• [TEXT SEGMENT]:
☆ ☆ ☆ ☆ ☆ ☆ ☆
Sure, that’s fair. That’s what happens when a creative vision is lead by a corporation instead of writers. You know exactly what to blame for that.
Again, Infinite has been exceptionally successful. Press never wants you to think that, but the financial numbers are all right there. Their absolute biggest title for Halo yet.
If I’ve been a right pillock? Look, I’m sorry. I don’t have a lot of love for bad faith takes and self slapping arguments that are inconsistent. You can point to my stances and say I haven’t doubled back or treated different media differently.
Not in the slightest, it’s all in the game right there… But they already do this. Installation 00, various Halo youtubers, etc., have been covering this game’s lore forever. It is a part of the machine.
That’s extremely fair.
Because story-telling methods, including Halo, utilize cutscenes that do not feature the character to tell the story? Mass Effect 1, you see Saren raging inside of Sovreign because Shepard used the Eden Prime Beacon and orders Shepards assassination. All of Spartan Ops in Halo 4 features cutscenes that do not feature Fireteam Crimson. Do it the Halo CE way if you have to. Master Chief wasn’t there for the Flood Outbreak, but still saw it attack the Marines via Jenkins’ helmet camera.
It’s not like there’s no precedence for this in prior games either, Halo 3: ODST’s story line is for the most part told from flashback sequences that are also gameplay sequences where we hop around different playable characters (all members of Alpha-Nine except Dare)
That’s not my point, and also not addressing the argument fully - the cutscene still demonstrates the character’s abilities in that context. You can utilize similar levels of cutscene to demonstrate Eklund and Dinh’s capabilities.
☆ ☆ ☆ ☆ ☆ ☆ ☆
• [Page element annotations]:
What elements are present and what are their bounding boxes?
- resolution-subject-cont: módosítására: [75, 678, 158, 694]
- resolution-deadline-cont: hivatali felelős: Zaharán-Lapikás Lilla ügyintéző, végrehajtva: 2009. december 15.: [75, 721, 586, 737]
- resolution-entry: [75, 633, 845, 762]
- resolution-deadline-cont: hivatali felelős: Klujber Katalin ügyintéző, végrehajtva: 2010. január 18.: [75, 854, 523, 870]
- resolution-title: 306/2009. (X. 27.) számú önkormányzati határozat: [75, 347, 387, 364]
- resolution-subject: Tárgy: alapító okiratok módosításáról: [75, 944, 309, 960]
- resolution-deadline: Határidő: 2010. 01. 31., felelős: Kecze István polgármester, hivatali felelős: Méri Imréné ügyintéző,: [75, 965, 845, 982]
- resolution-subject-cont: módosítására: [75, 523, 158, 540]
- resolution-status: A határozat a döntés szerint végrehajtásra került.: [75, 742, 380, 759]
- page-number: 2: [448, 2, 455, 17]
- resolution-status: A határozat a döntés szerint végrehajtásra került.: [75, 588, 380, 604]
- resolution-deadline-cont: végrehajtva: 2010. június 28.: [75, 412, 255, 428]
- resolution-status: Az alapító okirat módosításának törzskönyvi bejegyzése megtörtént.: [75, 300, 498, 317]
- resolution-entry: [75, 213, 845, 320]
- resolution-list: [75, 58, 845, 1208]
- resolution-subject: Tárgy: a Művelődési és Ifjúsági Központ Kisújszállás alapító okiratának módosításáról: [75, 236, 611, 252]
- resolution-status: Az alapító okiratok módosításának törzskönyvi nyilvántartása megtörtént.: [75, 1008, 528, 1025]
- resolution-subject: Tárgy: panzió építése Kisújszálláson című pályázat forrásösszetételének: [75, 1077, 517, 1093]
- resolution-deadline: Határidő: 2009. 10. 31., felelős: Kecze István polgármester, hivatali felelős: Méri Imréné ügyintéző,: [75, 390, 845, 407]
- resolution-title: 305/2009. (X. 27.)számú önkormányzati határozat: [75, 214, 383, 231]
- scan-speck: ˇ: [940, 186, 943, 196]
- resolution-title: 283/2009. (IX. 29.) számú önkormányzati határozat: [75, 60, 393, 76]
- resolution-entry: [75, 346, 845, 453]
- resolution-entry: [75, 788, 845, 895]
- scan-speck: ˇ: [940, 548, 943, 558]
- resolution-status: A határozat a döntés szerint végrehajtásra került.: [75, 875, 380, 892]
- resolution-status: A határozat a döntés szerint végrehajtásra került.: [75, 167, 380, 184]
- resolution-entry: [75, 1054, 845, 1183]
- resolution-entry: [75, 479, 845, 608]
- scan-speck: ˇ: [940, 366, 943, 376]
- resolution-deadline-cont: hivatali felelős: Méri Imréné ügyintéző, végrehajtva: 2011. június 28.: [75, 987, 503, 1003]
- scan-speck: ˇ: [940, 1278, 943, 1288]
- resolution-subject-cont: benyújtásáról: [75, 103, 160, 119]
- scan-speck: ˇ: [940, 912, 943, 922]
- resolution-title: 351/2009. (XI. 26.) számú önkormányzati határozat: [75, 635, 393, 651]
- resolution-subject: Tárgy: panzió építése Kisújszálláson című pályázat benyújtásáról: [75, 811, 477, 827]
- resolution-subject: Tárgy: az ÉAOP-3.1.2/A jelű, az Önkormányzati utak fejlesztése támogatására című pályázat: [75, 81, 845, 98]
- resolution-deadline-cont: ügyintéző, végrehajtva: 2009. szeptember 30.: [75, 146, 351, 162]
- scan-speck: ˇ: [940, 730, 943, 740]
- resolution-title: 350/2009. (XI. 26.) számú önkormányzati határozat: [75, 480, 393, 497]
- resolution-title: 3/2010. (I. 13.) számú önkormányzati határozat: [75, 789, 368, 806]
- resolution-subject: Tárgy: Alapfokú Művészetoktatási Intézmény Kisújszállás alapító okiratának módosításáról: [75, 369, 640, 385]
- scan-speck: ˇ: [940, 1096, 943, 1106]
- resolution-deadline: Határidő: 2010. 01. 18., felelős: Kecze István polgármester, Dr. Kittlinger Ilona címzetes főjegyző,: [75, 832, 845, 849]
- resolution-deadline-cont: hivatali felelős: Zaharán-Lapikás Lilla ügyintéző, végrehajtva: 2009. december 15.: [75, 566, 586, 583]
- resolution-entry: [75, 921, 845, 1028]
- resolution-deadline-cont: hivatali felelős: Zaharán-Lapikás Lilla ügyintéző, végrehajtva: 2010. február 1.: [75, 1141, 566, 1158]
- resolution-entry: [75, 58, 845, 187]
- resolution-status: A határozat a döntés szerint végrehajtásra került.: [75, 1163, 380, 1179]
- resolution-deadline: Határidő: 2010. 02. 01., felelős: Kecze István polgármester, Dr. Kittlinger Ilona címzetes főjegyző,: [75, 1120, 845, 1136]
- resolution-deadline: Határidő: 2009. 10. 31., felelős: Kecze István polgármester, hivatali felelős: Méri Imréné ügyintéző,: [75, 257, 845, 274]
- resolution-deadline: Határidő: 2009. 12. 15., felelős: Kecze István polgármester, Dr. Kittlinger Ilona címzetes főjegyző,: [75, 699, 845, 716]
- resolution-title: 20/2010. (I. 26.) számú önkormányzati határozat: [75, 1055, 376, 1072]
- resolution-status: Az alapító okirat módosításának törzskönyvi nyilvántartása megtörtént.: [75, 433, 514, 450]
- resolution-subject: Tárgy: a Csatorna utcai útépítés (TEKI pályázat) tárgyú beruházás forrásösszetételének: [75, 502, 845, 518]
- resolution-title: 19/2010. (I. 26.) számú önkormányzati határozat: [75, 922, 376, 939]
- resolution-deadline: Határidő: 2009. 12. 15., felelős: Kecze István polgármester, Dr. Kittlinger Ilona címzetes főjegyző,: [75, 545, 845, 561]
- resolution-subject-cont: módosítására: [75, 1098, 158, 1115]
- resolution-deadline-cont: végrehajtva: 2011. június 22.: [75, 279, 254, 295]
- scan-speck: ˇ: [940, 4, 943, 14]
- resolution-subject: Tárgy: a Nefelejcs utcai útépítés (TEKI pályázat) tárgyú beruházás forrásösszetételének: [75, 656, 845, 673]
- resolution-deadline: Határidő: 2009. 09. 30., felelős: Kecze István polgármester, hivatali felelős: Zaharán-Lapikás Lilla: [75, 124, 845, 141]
☆ ☆ ☆ ☆ ☆ ☆ ☆
• [SHORT TASK 1]:
Do the following statements agree with the Halo discussion? Answer yes or no for each and quote the words from the Halo discussion that decide it.
(a) Infinite is described as the biggest Halo title so far.
(b) Master Chief was present for the Flood Outbreak.
(c) Every member of Alpha-Nine, Dare included, is playable in the flashback sequences of Halo 3: ODST.
• [SHORT TASK 2]: According to the Halo discussion, which team is left out of the Spartan Ops cutscenes in Halo 4?

• [EXERCISE SOLUTION 1]:
(a) Yes: "Their absolute biggest title for Halo yet."
(b) No: "Master Chief wasn’t there for the Flood Outbreak"
(c) No: "(all members of Alpha-Nine except Dare)"

• [EXERCISE SOLUTION 2]: Fireteam Crimson.